-- begin Data entries --

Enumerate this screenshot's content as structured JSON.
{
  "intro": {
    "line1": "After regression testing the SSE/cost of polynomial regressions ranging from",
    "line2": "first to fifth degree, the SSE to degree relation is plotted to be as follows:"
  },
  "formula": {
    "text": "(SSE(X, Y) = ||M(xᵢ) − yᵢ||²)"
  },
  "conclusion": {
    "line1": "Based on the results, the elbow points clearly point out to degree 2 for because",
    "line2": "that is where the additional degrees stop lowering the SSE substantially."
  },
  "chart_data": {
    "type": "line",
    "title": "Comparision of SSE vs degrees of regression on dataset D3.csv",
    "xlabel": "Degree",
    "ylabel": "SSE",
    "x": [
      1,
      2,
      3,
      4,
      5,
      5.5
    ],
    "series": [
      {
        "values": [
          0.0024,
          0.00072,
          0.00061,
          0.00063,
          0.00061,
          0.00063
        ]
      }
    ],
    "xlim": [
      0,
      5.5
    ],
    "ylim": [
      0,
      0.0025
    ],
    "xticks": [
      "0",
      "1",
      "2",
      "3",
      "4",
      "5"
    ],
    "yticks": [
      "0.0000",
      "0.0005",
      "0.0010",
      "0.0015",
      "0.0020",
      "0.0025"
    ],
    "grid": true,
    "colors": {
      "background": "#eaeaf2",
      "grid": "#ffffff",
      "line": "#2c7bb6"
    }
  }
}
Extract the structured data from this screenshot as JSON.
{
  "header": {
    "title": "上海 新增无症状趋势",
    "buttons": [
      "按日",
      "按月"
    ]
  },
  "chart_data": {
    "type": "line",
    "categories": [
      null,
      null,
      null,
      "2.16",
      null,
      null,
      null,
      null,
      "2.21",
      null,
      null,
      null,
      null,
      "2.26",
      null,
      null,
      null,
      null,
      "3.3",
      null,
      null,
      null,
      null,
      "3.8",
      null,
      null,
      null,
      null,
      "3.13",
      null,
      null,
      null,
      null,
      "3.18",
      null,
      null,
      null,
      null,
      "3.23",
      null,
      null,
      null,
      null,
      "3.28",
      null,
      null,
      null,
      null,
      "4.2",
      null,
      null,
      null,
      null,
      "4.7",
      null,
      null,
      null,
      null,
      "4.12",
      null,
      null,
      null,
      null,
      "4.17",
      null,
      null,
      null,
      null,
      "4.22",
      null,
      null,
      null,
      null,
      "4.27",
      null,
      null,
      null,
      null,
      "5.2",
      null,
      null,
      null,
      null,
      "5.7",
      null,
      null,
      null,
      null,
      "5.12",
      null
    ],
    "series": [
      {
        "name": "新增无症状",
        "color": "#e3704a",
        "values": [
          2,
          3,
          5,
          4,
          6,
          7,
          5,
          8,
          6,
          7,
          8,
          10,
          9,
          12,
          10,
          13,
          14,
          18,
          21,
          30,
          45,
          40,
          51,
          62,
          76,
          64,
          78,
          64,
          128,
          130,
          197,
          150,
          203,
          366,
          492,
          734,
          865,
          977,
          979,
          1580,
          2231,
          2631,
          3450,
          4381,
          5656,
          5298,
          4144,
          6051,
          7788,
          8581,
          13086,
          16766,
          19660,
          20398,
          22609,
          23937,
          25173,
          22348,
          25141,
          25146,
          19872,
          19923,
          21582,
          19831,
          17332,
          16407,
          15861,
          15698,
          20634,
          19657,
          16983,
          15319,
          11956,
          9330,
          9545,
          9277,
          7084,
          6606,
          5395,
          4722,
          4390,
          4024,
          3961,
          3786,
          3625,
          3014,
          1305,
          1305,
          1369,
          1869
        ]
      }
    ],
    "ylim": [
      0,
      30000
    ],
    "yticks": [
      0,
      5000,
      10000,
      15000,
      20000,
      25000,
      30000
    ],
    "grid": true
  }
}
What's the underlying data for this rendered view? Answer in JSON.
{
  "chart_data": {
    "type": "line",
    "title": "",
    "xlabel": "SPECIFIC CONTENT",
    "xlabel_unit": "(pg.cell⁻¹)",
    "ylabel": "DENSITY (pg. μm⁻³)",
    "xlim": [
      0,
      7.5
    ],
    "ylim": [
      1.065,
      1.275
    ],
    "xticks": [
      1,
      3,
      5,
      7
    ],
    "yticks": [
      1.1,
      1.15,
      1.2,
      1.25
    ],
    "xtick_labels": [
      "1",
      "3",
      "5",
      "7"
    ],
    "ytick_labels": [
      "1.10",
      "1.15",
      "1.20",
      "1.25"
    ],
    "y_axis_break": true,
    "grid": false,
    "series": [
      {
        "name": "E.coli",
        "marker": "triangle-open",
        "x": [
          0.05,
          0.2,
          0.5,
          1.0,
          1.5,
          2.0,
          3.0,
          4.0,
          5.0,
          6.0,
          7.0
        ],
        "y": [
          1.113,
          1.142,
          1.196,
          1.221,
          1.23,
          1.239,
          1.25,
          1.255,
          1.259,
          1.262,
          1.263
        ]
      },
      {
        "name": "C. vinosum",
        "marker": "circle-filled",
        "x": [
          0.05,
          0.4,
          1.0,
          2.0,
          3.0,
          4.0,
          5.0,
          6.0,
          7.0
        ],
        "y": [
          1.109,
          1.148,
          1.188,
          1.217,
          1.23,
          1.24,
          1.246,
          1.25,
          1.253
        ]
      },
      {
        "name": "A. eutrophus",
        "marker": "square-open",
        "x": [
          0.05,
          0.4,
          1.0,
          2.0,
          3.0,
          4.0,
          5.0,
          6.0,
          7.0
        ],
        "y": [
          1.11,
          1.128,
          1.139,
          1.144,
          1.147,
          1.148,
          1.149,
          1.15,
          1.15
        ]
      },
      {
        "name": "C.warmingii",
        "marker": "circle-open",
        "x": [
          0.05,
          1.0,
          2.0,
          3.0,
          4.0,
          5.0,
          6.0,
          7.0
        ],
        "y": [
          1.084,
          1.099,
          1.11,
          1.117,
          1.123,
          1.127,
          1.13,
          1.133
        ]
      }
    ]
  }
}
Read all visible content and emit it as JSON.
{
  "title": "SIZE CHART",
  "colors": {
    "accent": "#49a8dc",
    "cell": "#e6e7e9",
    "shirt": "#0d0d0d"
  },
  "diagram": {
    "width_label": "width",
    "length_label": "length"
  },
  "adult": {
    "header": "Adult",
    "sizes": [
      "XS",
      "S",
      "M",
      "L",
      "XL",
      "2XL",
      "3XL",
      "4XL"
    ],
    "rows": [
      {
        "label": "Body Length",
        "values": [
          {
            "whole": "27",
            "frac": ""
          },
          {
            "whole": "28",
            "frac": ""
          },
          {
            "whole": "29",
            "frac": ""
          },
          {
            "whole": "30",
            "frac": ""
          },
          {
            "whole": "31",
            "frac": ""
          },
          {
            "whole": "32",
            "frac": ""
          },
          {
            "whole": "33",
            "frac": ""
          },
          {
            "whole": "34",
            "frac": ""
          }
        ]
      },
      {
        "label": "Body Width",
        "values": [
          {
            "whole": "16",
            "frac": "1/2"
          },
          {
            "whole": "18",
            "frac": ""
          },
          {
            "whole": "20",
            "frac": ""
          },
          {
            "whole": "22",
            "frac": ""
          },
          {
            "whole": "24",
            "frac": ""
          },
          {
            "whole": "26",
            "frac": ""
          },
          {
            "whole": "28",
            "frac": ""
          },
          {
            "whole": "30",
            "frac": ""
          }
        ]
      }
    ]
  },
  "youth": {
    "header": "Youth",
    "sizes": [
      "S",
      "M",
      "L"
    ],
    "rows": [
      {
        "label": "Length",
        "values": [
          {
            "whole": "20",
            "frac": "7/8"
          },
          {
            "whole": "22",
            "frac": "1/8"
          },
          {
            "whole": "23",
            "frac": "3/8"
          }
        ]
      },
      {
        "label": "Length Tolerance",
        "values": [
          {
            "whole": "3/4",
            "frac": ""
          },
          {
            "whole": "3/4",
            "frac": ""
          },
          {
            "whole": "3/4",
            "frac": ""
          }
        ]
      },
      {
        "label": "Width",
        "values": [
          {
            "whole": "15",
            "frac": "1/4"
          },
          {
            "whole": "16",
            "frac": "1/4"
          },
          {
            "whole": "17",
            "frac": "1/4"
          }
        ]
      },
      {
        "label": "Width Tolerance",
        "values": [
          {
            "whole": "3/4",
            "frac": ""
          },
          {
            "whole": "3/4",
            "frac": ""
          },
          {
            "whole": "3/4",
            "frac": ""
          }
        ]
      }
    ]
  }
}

-- end Data entries --

**Problem to solve:** Collect every line with the string "grid" from the records, and copy each.

**Exercise result:**
    "grid": true,
      "grid": "#ffffff",
    "grid": true
    "grid": false,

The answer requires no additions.